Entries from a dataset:
== == ==
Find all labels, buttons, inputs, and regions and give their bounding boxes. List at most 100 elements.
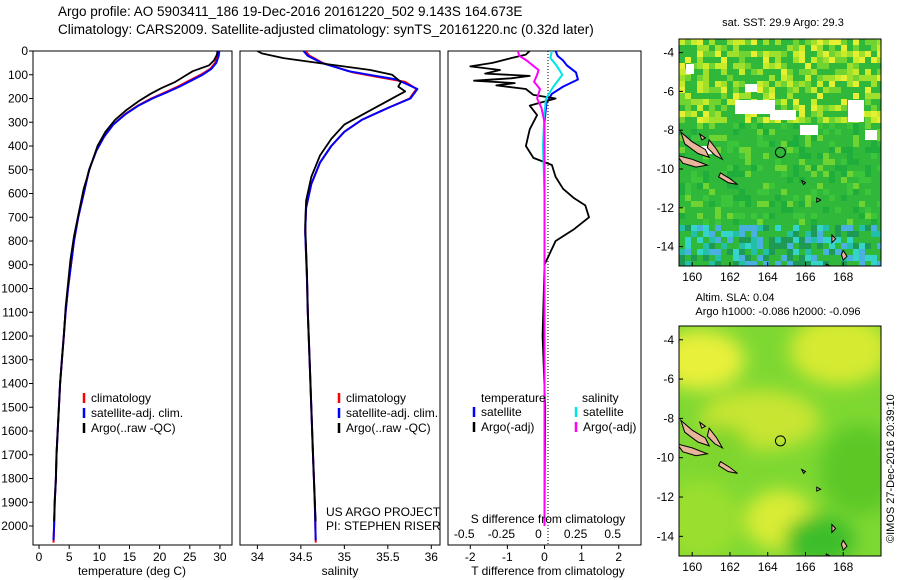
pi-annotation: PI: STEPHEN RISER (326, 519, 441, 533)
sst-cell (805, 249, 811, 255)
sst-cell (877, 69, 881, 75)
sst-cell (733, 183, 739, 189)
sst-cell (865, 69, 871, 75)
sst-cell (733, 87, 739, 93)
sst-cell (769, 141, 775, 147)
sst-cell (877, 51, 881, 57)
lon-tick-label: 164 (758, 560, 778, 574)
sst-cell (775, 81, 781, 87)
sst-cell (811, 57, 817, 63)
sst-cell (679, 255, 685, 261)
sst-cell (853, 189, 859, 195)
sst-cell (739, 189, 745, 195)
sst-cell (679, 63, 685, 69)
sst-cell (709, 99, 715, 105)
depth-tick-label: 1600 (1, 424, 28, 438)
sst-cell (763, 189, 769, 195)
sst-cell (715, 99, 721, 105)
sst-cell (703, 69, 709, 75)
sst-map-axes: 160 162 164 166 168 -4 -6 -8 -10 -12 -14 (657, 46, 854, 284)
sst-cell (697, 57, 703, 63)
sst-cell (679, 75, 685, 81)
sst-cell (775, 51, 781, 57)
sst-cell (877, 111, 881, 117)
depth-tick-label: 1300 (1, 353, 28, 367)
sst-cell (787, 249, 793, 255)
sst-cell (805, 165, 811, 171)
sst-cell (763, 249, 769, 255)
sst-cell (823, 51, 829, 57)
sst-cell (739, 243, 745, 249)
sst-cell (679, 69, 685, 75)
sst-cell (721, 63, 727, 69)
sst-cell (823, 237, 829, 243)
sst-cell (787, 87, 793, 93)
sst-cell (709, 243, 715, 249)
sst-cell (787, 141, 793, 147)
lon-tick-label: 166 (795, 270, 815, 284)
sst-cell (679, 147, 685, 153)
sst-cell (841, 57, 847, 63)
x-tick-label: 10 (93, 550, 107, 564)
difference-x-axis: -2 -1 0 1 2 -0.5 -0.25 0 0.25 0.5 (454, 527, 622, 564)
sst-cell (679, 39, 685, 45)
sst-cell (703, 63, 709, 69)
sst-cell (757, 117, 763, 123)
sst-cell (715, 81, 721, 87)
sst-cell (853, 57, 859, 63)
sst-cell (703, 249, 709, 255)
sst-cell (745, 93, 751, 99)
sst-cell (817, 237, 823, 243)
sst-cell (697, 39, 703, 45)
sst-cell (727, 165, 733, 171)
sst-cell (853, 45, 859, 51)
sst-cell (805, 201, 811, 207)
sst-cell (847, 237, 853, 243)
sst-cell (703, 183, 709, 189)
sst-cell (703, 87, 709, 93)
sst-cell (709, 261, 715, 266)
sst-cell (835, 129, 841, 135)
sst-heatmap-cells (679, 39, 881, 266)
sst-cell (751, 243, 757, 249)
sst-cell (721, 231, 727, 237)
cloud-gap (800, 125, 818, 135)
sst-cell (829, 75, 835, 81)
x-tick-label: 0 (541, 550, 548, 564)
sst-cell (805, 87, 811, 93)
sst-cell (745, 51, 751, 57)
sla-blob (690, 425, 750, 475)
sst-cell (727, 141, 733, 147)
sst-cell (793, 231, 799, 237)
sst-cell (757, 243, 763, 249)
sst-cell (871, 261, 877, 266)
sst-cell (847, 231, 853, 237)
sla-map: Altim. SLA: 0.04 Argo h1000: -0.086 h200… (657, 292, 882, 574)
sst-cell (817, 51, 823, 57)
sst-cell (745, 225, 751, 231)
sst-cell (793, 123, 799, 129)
== == ==
Return, unchanged, the lines of the records that begin with the one containing "pi-annotation: PI: STEPHEN" and end with the one containing "sst-cell (811, 57, 817, 63)", including both.

§ Right answer
pi-annotation: PI: STEPHEN RISER (326, 519, 441, 533)
sst-cell (805, 249, 811, 255)
sst-cell (877, 69, 881, 75)
sst-cell (733, 183, 739, 189)
sst-cell (865, 69, 871, 75)
sst-cell (733, 87, 739, 93)
sst-cell (769, 141, 775, 147)
sst-cell (877, 51, 881, 57)
lon-tick-label: 164 (758, 560, 778, 574)
sst-cell (775, 81, 781, 87)
sst-cell (811, 57, 817, 63)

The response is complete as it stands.